* **EXTRACTED INFORMATION**
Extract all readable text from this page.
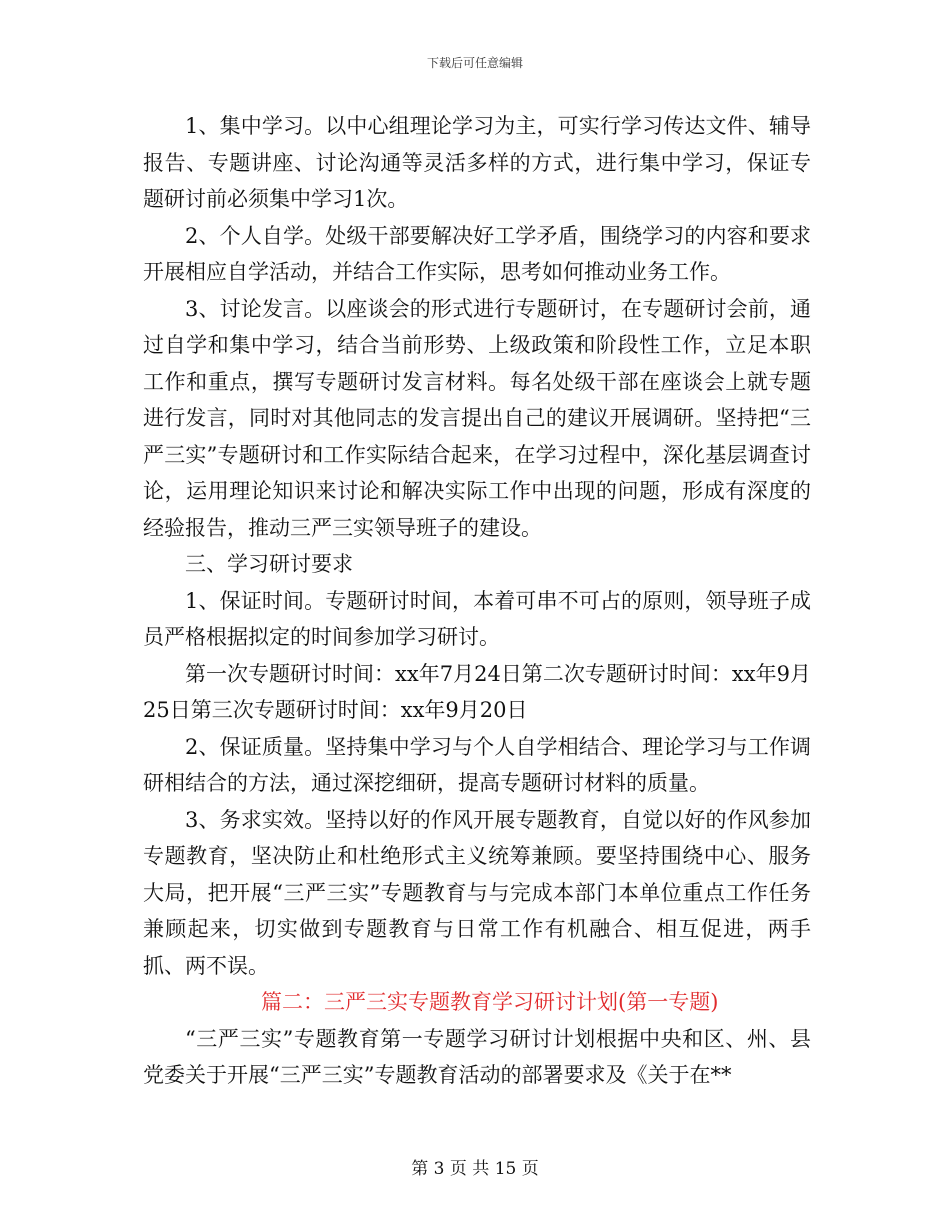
下载后可任意编辑

1、集中学习。以中心组理论学习为主，可实行学习传达文件、辅导报告、专题讲座、讨论沟通等灵活多样的方式，进行集中学习，保证专题研讨前必须集中学习1次。

2、个人自学。处级干部要解决好工学矛盾，围绕学习的内容和要求开展相应自学活动，并结合工作实际，思考如何推动业务工作。

3、讨论发言。以座谈会的形式进行专题研讨，在专题研讨会前，通过自学和集中学习，结合当前形势、上级政策和阶段性工作，立足本职工作和重点，撰写专题研讨发言材料。每名处级干部在座谈会上就专题进行发言，同时对其他同志的发言提出自己的建议开展调研。坚持把“三严三实”专题研讨和工作实际结合起来，在学习过程中，深化基层调查讨论，运用理论知识来讨论和解决实际工作中出现的问题，形成有深度的经验报告，推动三严三实领导班子的建设。

三、学习研讨要求

1、保证时间。专题研讨时间，本着可串不可占的原则，领导班子成员严格根据拟定的时间参加学习研讨。

第一次专题研讨时间：xx年7月24日第二次专题研讨时间：xx年9月25日第三次专题研讨时间：xx年9月20日

2、保证质量。坚持集中学习与个人自学相结合、理论学习与工作调研相结合的方法，通过深挖细研，提高专题研讨材料的质量。

3、务求实效。坚持以好的作风开展专题教育，自觉以好的作风参加专题教育，坚决防止和杜绝形式主义统筹兼顾。要坚持围绕中心、服务大局，把开展“三严三实”专题教育与与完成本部门本单位重点工作任务兼顾起来，切实做到专题教育与日常工作有机融合、相互促进，两手抓、两不误。

篇二：三严三实专题教育学习研讨计划(第一专题)

“三严三实”专题教育第一专题学习研讨计划根据中央和区、州、县党委关于开展“三严三实”专题教育活动的部署要求及《关于在**

第 3 页 共 15 页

* **GIVEN TASK**
Go through the listing above and write it out again exactly, dropping the pictures.

* **RESULT OF THE TASK**
Extract all readable text from this page.
下载后可任意编辑

1、集中学习。以中心组理论学习为主，可实行学习传达文件、辅导报告、专题讲座、讨论沟通等灵活多样的方式，进行集中学习，保证专题研讨前必须集中学习1次。

2、个人自学。处级干部要解决好工学矛盾，围绕学习的内容和要求开展相应自学活动，并结合工作实际，思考如何推动业务工作。

3、讨论发言。以座谈会的形式进行专题研讨，在专题研讨会前，通过自学和集中学习，结合当前形势、上级政策和阶段性工作，立足本职工作和重点，撰写专题研讨发言材料。每名处级干部在座谈会上就专题进行发言，同时对其他同志的发言提出自己的建议开展调研。坚持把“三严三实”专题研讨和工作实际结合起来，在学习过程中，深化基层调查讨论，运用理论知识来讨论和解决实际工作中出现的问题，形成有深度的经验报告，推动三严三实领导班子的建设。

三、学习研讨要求

1、保证时间。专题研讨时间，本着可串不可占的原则，领导班子成员严格根据拟定的时间参加学习研讨。

第一次专题研讨时间：xx年7月24日第二次专题研讨时间：xx年9月25日第三次专题研讨时间：xx年9月20日

2、保证质量。坚持集中学习与个人自学相结合、理论学习与工作调研相结合的方法，通过深挖细研，提高专题研讨材料的质量。

3、务求实效。坚持以好的作风开展专题教育，自觉以好的作风参加专题教育，坚决防止和杜绝形式主义统筹兼顾。要坚持围绕中心、服务大局，把开展“三严三实”专题教育与与完成本部门本单位重点工作任务兼顾起来，切实做到专题教育与日常工作有机融合、相互促进，两手抓、两不误。

篇二：三严三实专题教育学习研讨计划(第一专题)

“三严三实”专题教育第一专题学习研讨计划根据中央和区、州、县党委关于开展“三严三实”专题教育活动的部署要求及《关于在**

第 3 页 共 15 页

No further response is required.